** BEGIN DATA **

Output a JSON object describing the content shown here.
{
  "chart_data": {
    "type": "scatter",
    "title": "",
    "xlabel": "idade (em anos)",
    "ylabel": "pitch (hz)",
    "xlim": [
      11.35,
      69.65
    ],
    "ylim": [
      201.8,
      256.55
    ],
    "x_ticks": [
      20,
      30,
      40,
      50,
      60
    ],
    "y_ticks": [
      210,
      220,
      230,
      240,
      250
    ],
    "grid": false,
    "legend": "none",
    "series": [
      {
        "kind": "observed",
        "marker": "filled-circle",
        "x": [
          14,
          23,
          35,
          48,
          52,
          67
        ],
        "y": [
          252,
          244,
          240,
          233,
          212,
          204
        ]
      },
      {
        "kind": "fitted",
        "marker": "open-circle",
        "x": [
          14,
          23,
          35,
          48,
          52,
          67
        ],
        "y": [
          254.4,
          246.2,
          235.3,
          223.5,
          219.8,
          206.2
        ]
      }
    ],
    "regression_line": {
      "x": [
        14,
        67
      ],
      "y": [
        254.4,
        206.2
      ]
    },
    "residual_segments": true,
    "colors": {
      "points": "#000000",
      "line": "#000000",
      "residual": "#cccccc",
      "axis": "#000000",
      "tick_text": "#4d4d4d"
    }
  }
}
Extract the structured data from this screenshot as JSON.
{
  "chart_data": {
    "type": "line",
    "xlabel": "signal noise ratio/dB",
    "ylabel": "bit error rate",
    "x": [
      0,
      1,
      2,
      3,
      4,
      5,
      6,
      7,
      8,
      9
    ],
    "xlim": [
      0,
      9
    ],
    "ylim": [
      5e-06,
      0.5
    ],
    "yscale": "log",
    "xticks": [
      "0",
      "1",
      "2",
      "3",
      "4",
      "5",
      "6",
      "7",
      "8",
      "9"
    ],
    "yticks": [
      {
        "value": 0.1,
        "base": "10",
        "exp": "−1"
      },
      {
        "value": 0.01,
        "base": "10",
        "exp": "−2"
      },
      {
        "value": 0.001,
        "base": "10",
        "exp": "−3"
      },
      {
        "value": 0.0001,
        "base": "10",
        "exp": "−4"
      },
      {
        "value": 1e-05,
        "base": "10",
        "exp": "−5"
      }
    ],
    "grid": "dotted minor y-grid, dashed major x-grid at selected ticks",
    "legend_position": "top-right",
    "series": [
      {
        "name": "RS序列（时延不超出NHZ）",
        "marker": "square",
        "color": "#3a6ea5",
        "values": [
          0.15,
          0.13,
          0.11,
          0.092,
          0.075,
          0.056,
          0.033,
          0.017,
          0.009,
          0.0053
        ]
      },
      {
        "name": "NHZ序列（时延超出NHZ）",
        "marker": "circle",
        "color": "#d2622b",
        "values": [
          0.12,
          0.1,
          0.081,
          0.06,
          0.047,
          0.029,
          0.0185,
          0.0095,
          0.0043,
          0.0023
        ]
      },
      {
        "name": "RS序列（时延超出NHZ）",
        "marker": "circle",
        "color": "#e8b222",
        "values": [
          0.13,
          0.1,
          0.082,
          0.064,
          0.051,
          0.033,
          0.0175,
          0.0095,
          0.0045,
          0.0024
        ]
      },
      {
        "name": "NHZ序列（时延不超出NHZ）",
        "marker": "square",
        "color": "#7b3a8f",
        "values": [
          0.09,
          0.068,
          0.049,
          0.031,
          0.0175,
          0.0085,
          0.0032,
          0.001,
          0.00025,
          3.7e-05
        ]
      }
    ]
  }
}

** END DATA **

EXERCISE REQUIREMENTS:
Give the count of lines in the data above that hold the string "JSON", with no additional words.

COMPLETE ANSWER:
2